Repeat the entire listing exactly.

BEGIN

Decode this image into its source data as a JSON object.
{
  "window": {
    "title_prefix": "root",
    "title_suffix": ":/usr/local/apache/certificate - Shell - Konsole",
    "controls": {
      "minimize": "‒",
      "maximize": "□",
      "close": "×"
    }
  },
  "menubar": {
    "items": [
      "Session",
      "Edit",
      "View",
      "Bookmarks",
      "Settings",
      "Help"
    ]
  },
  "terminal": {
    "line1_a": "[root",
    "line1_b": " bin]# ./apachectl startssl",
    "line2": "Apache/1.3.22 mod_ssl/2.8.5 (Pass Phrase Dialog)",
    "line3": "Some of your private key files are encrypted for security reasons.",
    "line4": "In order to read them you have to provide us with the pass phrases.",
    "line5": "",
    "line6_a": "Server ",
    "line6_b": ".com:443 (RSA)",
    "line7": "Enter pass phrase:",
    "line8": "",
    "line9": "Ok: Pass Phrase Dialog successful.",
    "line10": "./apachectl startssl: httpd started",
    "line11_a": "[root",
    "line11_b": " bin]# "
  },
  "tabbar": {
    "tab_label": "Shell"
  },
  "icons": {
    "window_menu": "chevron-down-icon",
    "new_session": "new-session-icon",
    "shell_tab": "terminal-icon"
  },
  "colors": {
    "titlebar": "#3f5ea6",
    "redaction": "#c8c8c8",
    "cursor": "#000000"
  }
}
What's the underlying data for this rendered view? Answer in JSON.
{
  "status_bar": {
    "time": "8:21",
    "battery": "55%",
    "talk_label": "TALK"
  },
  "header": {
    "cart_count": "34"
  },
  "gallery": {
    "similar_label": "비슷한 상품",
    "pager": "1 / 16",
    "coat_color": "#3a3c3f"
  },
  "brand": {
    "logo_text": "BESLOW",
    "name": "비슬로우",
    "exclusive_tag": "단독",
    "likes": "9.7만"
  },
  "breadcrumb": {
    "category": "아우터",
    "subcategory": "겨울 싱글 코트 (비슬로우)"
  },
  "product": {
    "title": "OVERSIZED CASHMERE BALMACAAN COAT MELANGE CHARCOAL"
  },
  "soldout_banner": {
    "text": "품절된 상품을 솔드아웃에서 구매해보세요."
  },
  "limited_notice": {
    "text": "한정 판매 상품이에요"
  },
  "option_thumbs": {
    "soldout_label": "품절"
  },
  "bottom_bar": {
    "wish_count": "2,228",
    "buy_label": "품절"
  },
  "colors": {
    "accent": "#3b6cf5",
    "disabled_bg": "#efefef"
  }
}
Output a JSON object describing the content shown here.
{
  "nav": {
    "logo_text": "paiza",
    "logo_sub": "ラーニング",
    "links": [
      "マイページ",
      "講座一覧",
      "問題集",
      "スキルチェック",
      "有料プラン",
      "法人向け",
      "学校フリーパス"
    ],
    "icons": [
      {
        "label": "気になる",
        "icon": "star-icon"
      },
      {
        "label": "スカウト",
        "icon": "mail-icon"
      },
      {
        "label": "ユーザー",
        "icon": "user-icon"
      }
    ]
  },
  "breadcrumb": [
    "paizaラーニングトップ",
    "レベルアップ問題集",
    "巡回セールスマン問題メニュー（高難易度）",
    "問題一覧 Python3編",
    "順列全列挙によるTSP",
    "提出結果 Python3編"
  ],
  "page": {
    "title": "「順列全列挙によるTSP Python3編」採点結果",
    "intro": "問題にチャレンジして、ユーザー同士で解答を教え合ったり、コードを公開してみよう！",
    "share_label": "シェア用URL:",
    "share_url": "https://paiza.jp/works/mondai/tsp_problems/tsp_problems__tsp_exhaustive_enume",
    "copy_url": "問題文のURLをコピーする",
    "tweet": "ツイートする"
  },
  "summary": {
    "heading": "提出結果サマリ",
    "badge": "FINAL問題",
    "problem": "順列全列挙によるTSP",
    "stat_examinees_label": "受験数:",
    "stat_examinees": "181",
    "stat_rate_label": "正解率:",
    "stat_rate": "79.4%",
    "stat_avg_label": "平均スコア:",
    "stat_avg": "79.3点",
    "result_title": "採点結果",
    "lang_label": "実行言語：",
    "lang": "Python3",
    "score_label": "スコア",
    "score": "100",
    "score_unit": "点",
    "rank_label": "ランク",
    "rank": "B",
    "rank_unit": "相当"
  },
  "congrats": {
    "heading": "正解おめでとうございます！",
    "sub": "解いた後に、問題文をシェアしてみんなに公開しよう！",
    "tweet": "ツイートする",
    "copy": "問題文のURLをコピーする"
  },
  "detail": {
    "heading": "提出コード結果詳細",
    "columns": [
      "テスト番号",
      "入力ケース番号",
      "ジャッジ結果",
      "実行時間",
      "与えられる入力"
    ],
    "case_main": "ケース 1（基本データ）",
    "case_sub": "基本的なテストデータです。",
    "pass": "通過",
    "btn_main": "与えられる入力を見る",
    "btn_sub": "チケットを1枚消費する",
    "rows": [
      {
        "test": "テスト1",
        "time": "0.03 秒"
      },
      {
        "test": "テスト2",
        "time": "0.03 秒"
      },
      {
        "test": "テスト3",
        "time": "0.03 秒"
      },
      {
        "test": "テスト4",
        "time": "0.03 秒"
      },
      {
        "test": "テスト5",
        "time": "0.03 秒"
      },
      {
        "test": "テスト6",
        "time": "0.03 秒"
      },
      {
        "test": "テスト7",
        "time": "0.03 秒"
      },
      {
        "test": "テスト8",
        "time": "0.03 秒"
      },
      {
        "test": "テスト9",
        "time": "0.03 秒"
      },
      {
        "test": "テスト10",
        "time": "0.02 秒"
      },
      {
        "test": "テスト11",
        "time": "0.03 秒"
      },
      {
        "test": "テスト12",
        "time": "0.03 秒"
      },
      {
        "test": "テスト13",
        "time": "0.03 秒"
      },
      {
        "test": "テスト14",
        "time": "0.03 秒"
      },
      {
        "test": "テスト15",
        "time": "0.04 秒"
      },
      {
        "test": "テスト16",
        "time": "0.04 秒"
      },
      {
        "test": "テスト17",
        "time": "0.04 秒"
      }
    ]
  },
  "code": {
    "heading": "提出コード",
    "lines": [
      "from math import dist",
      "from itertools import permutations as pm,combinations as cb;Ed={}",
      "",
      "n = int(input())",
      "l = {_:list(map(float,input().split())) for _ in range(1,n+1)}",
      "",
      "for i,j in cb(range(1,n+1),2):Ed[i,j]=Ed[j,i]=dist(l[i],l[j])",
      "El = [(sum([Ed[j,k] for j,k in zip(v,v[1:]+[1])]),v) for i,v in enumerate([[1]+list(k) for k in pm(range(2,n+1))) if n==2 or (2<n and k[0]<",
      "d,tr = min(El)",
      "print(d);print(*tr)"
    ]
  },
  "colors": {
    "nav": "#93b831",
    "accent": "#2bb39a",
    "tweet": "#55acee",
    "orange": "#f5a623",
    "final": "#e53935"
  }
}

END

**TASK RESPONSE**.
Decode this image into its source data as a JSON object.
{
  "window": {
    "title_prefix": "root",
    "title_suffix": ":/usr/local/apache/certificate - Shell - Konsole",
    "controls": {
      "minimize": "‒",
      "maximize": "□",
      "close": "×"
    }
  },
  "menubar": {
    "items": [
      "Session",
      "Edit",
      "View",
      "Bookmarks",
      "Settings",
      "Help"
    ]
  },
  "terminal": {
    "line1_a": "[root",
    "line1_b": " bin]# ./apachectl startssl",
    "line2": "Apache/1.3.22 mod_ssl/2.8.5 (Pass Phrase Dialog)",
    "line3": "Some of your private key files are encrypted for security reasons.",
    "line4": "In order to read them you have to provide us with the pass phrases.",
    "line5": "",
    "line6_a": "Server ",
    "line6_b": ".com:443 (RSA)",
    "line7": "Enter pass phrase:",
    "line8": "",
    "line9": "Ok: Pass Phrase Dialog successful.",
    "line10": "./apachectl startssl: httpd started",
    "line11_a": "[root",
    "line11_b": " bin]# "
  },
  "tabbar": {
    "tab_label": "Shell"
  },
  "icons": {
    "window_menu": "chevron-down-icon",
    "new_session": "new-session-icon",
    "shell_tab": "terminal-icon"
  },
  "colors": {
    "titlebar": "#3f5ea6",
    "redaction": "#c8c8c8",
    "cursor": "#000000"
  }
}
What's the underlying data for this rendered view? Answer in JSON.
{
  "status_bar": {
    "time": "8:21",
    "battery": "55%",
    "talk_label": "TALK"
  },
  "header": {
    "cart_count": "34"
  },
  "gallery": {
    "similar_label": "비슷한 상품",
    "pager": "1 / 16",
    "coat_color": "#3a3c3f"
  },
  "brand": {
    "logo_text": "BESLOW",
    "name": "비슬로우",
    "exclusive_tag": "단독",
    "likes": "9.7만"
  },
  "breadcrumb": {
    "category": "아우터",
    "subcategory": "겨울 싱글 코트 (비슬로우)"
  },
  "product": {
    "title": "OVERSIZED CASHMERE BALMACAAN COAT MELANGE CHARCOAL"
  },
  "soldout_banner": {
    "text": "품절된 상품을 솔드아웃에서 구매해보세요."
  },
  "limited_notice": {
    "text": "한정 판매 상품이에요"
  },
  "option_thumbs": {
    "soldout_label": "품절"
  },
  "bottom_bar": {
    "wish_count": "2,228",
    "buy_label": "품절"
  },
  "colors": {
    "accent": "#3b6cf5",
    "disabled_bg": "#efefef"
  }
}
Output a JSON object describing the content shown here.
{
  "nav": {
    "logo_text": "paiza",
    "logo_sub": "ラーニング",
    "links": [
      "マイページ",
      "講座一覧",
      "問題集",
      "スキルチェック",
      "有料プラン",
      "法人向け",
      "学校フリーパス"
    ],
    "icons": [
      {
        "label": "気になる",
        "icon": "star-icon"
      },
      {
        "label": "スカウト",
        "icon": "mail-icon"
      },
      {
        "label": "ユーザー",
        "icon": "user-icon"
      }
    ]
  },
  "breadcrumb": [
    "paizaラーニングトップ",
    "レベルアップ問題集",
    "巡回セールスマン問題メニュー（高難易度）",
    "問題一覧 Python3編",
    "順列全列挙によるTSP",
    "提出結果 Python3編"
  ],
  "page": {
    "title": "「順列全列挙によるTSP Python3編」採点結果",
    "intro": "問題にチャレンジして、ユーザー同士で解答を教え合ったり、コードを公開してみよう！",
    "share_label": "シェア用URL:",
    "share_url": "https://paiza.jp/works/mondai/tsp_problems/tsp_problems__tsp_exhaustive_enume",
    "copy_url": "問題文のURLをコピーする",
    "tweet": "ツイートする"
  },
  "summary": {
    "heading": "提出結果サマリ",
    "badge": "FINAL問題",
    "problem": "順列全列挙によるTSP",
    "stat_examinees_label": "受験数:",
    "stat_examinees": "181",
    "stat_rate_label": "正解率:",
    "stat_rate": "79.4%",
    "stat_avg_label": "平均スコア:",
    "stat_avg": "79.3点",
    "result_title": "採点結果",
    "lang_label": "実行言語：",
    "lang": "Python3",
    "score_label": "スコア",
    "score": "100",
    "score_unit": "点",
    "rank_label": "ランク",
    "rank": "B",
    "rank_unit": "相当"
  },
  "congrats": {
    "heading": "正解おめでとうございます！",
    "sub": "解いた後に、問題文をシェアしてみんなに公開しよう！",
    "tweet": "ツイートする",
    "copy": "問題文のURLをコピーする"
  },
  "detail": {
    "heading": "提出コード結果詳細",
    "columns": [
      "テスト番号",
      "入力ケース番号",
      "ジャッジ結果",
      "実行時間",
      "与えられる入力"
    ],
    "case_main": "ケース 1（基本データ）",
    "case_sub": "基本的なテストデータです。",
    "pass": "通過",
    "btn_main": "与えられる入力を見る",
    "btn_sub": "チケットを1枚消費する",
    "rows": [
      {
        "test": "テスト1",
        "time": "0.03 秒"
      },
      {
        "test": "テスト2",
        "time": "0.03 秒"
      },
      {
        "test": "テスト3",
        "time": "0.03 秒"
      },
      {
        "test": "テスト4",
        "time": "0.03 秒"
      },
      {
        "test": "テスト5",
        "time": "0.03 秒"
      },
      {
        "test": "テスト6",
        "time": "0.03 秒"
      },
      {
        "test": "テスト7",
        "time": "0.03 秒"
      },
      {
        "test": "テスト8",
        "time": "0.03 秒"
      },
      {
        "test": "テスト9",
        "time": "0.03 秒"
      },
      {
        "test": "テスト10",
        "time": "0.02 秒"
      },
      {
        "test": "テスト11",
        "time": "0.03 秒"
      },
      {
        "test": "テスト12",
        "time": "0.03 秒"
      },
      {
        "test": "テスト13",
        "time": "0.03 秒"
      },
      {
        "test": "テスト14",
        "time": "0.03 秒"
      },
      {
        "test": "テスト15",
        "time": "0.04 秒"
      },
      {
        "test": "テスト16",
        "time": "0.04 秒"
      },
      {
        "test": "テスト17",
        "time": "0.04 秒"
      }
    ]
  },
  "code": {
    "heading": "提出コード",
    "lines": [
      "from math import dist",
      "from itertools import permutations as pm,combinations as cb;Ed={}",
      "",
      "n = int(input())",
      "l = {_:list(map(float,input().split())) for _ in range(1,n+1)}",
      "",
      "for i,j in cb(range(1,n+1),2):Ed[i,j]=Ed[j,i]=dist(l[i],l[j])",
      "El = [(sum([Ed[j,k] for j,k in zip(v,v[1:]+[1])]),v) for i,v in enumerate([[1]+list(k) for k in pm(range(2,n+1))) if n==2 or (2<n and k[0]<",
      "d,tr = min(El)",
      "print(d);print(*tr)"
    ]
  },
  "colors": {
    "nav": "#93b831",
    "accent": "#2bb39a",
    "tweet": "#55acee",
    "orange": "#f5a623",
    "final": "#e53935"
  }
}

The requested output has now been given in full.